= What to work on =
Say how many lines hold the string "与上下文衔接最恰当的一项是"; please write nothing but the number.

===============

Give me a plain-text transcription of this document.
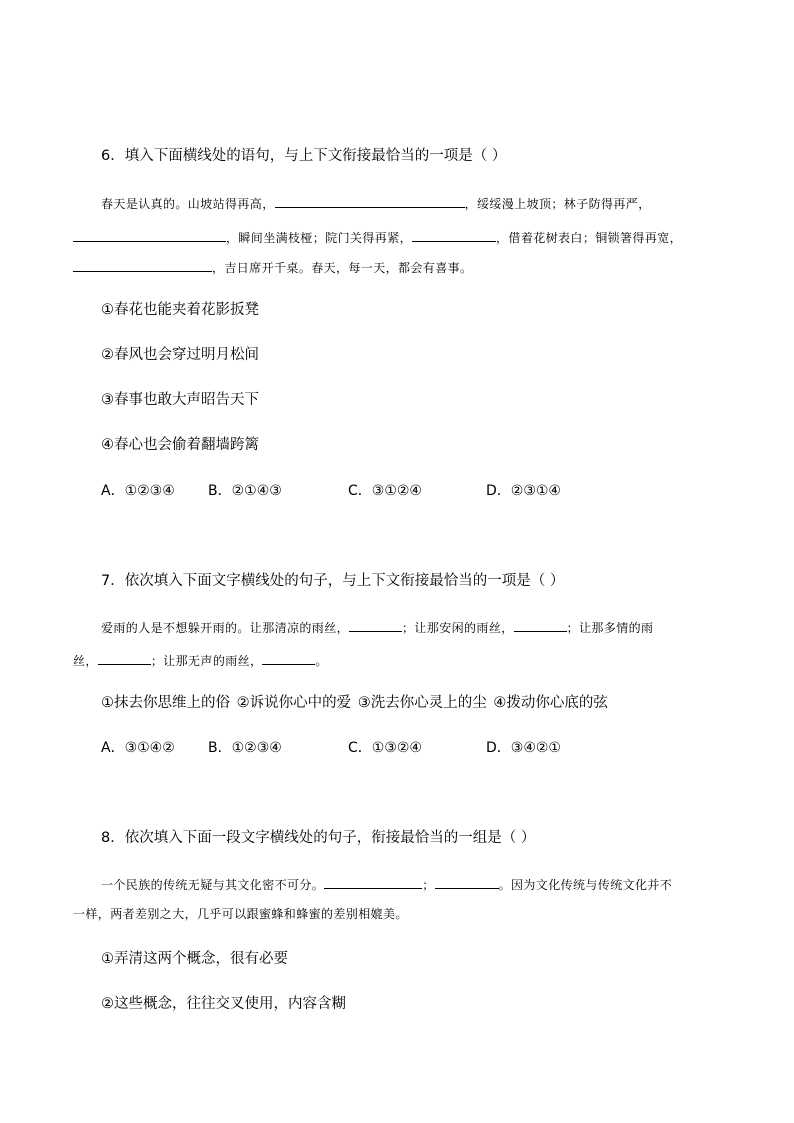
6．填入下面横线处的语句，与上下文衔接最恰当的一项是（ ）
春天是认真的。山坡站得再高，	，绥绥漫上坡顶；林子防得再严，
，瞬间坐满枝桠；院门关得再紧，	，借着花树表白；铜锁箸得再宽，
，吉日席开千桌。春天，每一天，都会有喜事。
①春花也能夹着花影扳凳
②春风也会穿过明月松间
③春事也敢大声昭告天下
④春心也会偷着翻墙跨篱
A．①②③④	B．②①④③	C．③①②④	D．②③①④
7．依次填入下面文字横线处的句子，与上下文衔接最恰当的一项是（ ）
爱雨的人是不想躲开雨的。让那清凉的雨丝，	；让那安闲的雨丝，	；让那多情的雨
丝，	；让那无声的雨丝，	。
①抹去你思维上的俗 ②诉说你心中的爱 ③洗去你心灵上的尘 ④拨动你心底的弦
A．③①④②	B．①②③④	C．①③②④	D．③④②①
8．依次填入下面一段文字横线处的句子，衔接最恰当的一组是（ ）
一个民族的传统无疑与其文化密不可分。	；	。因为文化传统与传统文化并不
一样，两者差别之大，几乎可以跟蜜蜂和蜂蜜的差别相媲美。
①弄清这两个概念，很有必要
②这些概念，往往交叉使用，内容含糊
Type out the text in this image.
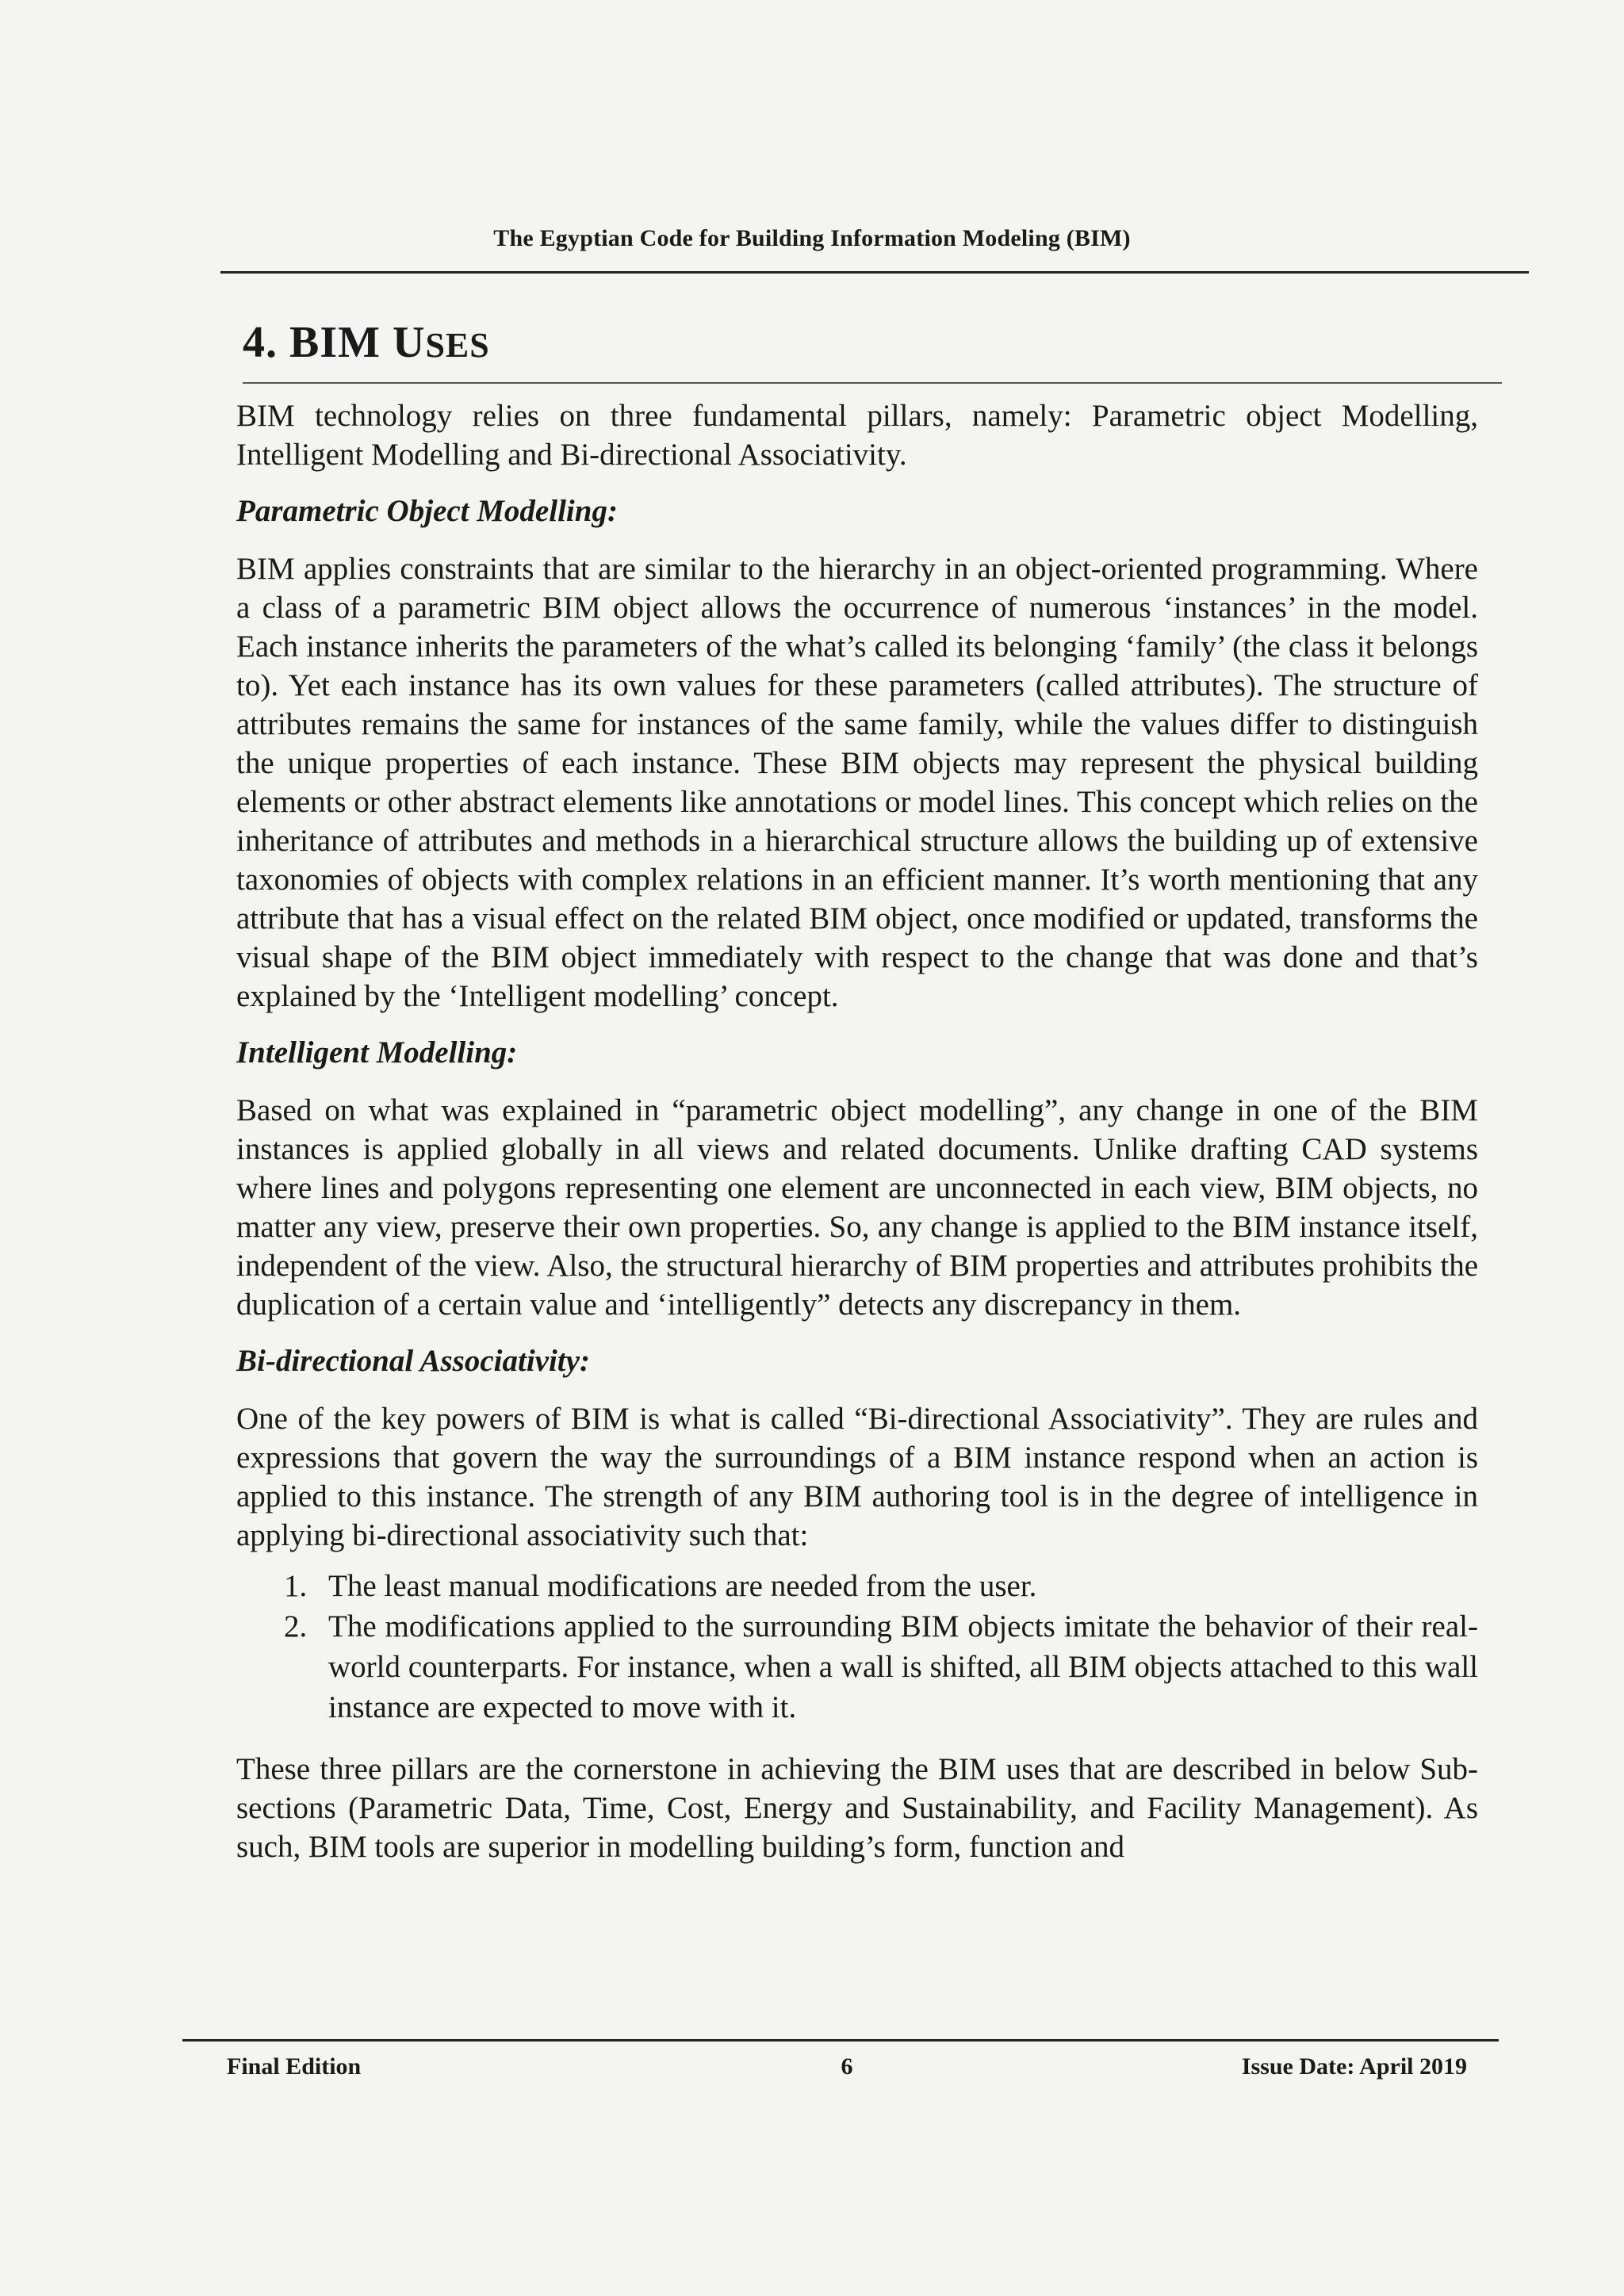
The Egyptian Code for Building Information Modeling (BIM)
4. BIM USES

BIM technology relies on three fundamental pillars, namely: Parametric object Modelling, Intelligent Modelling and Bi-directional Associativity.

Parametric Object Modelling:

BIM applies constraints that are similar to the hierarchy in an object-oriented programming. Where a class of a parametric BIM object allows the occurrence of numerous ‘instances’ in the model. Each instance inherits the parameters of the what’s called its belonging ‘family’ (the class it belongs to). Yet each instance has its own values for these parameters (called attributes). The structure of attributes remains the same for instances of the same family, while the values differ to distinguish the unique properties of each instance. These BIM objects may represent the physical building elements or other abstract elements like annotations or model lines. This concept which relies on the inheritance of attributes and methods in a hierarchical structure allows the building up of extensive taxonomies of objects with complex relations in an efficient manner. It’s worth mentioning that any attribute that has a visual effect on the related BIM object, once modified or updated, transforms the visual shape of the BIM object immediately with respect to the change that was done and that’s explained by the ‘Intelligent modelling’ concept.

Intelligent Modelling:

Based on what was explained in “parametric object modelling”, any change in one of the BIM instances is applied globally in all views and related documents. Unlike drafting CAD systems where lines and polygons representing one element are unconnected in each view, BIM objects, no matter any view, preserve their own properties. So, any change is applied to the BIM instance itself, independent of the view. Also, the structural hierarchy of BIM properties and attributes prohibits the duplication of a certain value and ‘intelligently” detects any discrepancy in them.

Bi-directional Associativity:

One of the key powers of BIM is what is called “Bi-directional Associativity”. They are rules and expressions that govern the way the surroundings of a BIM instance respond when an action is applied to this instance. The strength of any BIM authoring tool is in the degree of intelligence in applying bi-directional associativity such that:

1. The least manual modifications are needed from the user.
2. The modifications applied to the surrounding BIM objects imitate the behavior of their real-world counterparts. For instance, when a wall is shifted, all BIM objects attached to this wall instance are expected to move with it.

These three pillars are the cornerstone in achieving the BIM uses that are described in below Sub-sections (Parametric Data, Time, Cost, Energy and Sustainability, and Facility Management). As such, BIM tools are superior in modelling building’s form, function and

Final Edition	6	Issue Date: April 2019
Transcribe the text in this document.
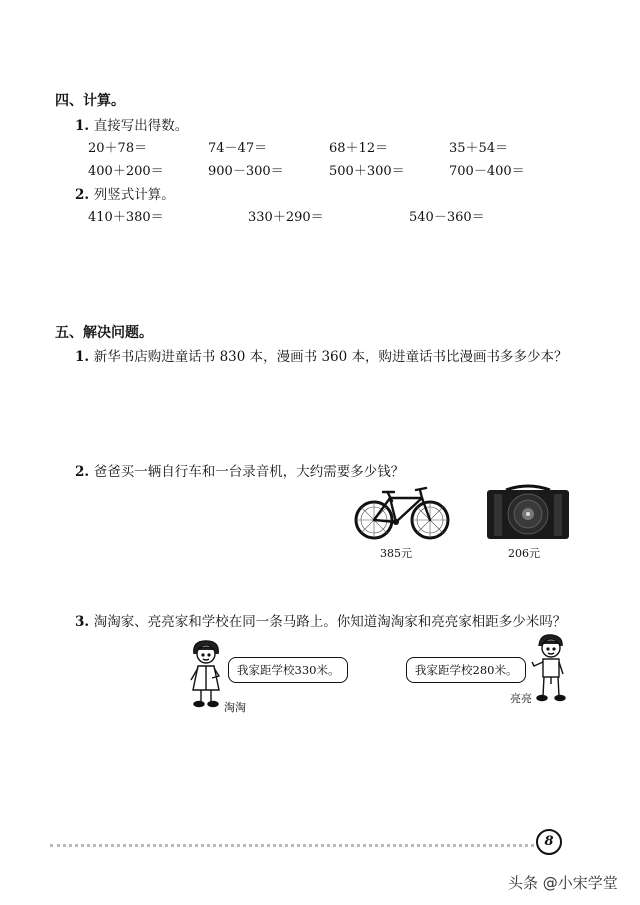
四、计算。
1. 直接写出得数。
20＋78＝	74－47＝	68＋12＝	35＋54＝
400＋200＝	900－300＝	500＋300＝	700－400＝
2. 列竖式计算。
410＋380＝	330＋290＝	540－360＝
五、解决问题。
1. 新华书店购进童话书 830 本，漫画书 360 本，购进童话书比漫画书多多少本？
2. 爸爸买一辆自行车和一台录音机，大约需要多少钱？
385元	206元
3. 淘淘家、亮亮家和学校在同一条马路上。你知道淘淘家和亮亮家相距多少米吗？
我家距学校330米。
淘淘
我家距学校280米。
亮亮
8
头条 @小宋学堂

===============

= Response for this exercise =
2